Given records:
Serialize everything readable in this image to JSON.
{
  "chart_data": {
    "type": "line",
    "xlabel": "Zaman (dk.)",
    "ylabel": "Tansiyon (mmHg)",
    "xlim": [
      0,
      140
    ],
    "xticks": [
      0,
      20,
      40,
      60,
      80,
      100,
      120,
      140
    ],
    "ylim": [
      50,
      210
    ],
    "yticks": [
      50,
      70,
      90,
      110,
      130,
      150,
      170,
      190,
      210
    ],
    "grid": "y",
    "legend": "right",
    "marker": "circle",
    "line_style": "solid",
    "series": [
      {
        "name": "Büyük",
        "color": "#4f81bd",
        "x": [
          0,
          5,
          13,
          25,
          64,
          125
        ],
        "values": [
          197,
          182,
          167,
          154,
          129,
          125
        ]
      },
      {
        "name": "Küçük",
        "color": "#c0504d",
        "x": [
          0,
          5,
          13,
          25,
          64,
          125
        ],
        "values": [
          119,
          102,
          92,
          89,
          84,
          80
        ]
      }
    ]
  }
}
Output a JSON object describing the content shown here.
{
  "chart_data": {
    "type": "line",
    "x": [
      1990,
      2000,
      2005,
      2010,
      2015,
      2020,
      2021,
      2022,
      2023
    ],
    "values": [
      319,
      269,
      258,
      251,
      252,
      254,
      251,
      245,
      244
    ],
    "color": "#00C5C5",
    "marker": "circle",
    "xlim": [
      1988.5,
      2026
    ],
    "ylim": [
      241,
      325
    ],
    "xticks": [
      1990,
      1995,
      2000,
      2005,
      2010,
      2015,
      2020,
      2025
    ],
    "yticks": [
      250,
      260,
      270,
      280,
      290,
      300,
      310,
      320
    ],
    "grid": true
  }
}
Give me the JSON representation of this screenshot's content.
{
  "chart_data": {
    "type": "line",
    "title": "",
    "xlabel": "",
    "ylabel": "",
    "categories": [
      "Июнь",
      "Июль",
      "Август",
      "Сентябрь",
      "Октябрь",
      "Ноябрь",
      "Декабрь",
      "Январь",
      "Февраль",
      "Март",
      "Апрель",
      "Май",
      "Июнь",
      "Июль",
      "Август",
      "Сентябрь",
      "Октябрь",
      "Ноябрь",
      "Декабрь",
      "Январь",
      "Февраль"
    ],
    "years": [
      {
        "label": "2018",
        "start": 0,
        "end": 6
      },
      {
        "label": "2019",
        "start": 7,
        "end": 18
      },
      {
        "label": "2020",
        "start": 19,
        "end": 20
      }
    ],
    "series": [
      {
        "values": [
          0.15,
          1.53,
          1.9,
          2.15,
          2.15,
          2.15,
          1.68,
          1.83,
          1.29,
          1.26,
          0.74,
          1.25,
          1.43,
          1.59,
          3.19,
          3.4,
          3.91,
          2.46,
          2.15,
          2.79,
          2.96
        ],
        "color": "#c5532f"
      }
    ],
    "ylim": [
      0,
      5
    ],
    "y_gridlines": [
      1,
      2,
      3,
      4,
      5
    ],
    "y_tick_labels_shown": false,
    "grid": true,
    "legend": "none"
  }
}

Instructions for the task:
Repeat word for word each line from the one with "Give me the" to the end of the records above, inclusive.

Output for this exercise:
Give me the JSON representation of this screenshot's content.
{
  "chart_data": {
    "type": "line",
    "title": "",
    "xlabel": "",
    "ylabel": "",
    "categories": [
      "Июнь",
      "Июль",
      "Август",
      "Сентябрь",
      "Октябрь",
      "Ноябрь",
      "Декабрь",
      "Январь",
      "Февраль",
      "Март",
      "Апрель",
      "Май",
      "Июнь",
      "Июль",
      "Август",
      "Сентябрь",
      "Октябрь",
      "Ноябрь",
      "Декабрь",
      "Январь",
      "Февраль"
    ],
    "years": [
      {
        "label": "2018",
        "start": 0,
        "end": 6
      },
      {
        "label": "2019",
        "start": 7,
        "end": 18
      },
      {
        "label": "2020",
        "start": 19,
        "end": 20
      }
    ],
    "series": [
      {
        "values": [
          0.15,
          1.53,
          1.9,
          2.15,
          2.15,
          2.15,
          1.68,
          1.83,
          1.29,
          1.26,
          0.74,
          1.25,
          1.43,
          1.59,
          3.19,
          3.4,
          3.91,
          2.46,
          2.15,
          2.79,
          2.96
        ],
        "color": "#c5532f"
      }
    ],
    "ylim": [
      0,
      5
    ],
    "y_gridlines": [
      1,
      2,
      3,
      4,
      5
    ],
    "y_tick_labels_shown": false,
    "grid": true,
    "legend": "none"
  }
}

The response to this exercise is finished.